= To do =
Retype the listing that follows, word for word.

= Source data =
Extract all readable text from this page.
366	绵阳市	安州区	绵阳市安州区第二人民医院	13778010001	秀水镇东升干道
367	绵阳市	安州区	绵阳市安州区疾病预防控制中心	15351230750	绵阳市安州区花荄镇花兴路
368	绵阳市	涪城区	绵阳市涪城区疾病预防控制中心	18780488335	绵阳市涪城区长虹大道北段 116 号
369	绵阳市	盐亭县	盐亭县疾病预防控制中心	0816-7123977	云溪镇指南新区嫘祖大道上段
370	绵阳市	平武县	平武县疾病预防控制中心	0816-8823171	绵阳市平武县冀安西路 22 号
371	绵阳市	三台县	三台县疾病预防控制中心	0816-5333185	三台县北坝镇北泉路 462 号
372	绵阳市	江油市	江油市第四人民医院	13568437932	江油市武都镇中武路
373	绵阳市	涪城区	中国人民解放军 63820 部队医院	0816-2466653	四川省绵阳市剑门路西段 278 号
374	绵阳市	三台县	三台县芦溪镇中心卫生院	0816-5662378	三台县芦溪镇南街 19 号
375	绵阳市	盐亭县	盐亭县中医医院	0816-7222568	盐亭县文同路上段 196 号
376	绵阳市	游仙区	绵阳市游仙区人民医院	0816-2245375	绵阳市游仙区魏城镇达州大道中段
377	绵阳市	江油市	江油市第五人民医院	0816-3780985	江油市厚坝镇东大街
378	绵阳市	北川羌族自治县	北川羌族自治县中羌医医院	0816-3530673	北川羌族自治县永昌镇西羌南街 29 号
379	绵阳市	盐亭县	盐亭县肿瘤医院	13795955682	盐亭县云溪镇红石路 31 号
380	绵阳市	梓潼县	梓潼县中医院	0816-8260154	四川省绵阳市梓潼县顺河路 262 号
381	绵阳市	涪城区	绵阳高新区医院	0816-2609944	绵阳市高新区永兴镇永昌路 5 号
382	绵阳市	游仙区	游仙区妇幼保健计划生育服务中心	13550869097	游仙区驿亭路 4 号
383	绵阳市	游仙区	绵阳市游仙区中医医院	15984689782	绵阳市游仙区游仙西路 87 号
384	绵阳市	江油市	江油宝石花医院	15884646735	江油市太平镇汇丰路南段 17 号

= Result for this task =
Extract all readable text from this page.
366	绵阳市	安州区	绵阳市安州区第二人民医院	13778010001	秀水镇东升干道
367	绵阳市	安州区	绵阳市安州区疾病预防控制中心	15351230750	绵阳市安州区花荄镇花兴路
368	绵阳市	涪城区	绵阳市涪城区疾病预防控制中心	18780488335	绵阳市涪城区长虹大道北段 116 号
369	绵阳市	盐亭县	盐亭县疾病预防控制中心	0816-7123977	云溪镇指南新区嫘祖大道上段
370	绵阳市	平武县	平武县疾病预防控制中心	0816-8823171	绵阳市平武县冀安西路 22 号
371	绵阳市	三台县	三台县疾病预防控制中心	0816-5333185	三台县北坝镇北泉路 462 号
372	绵阳市	江油市	江油市第四人民医院	13568437932	江油市武都镇中武路
373	绵阳市	涪城区	中国人民解放军 63820 部队医院	0816-2466653	四川省绵阳市剑门路西段 278 号
374	绵阳市	三台县	三台县芦溪镇中心卫生院	0816-5662378	三台县芦溪镇南街 19 号
375	绵阳市	盐亭县	盐亭县中医医院	0816-7222568	盐亭县文同路上段 196 号
376	绵阳市	游仙区	绵阳市游仙区人民医院	0816-2245375	绵阳市游仙区魏城镇达州大道中段
377	绵阳市	江油市	江油市第五人民医院	0816-3780985	江油市厚坝镇东大街
378	绵阳市	北川羌族自治县	北川羌族自治县中羌医医院	0816-3530673	北川羌族自治县永昌镇西羌南街 29 号
379	绵阳市	盐亭县	盐亭县肿瘤医院	13795955682	盐亭县云溪镇红石路 31 号
380	绵阳市	梓潼县	梓潼县中医院	0816-8260154	四川省绵阳市梓潼县顺河路 262 号
381	绵阳市	涪城区	绵阳高新区医院	0816-2609944	绵阳市高新区永兴镇永昌路 5 号
382	绵阳市	游仙区	游仙区妇幼保健计划生育服务中心	13550869097	游仙区驿亭路 4 号
383	绵阳市	游仙区	绵阳市游仙区中医医院	15984689782	绵阳市游仙区游仙西路 87 号
384	绵阳市	江油市	江油宝石花医院	15884646735	江油市太平镇汇丰路南段 17 号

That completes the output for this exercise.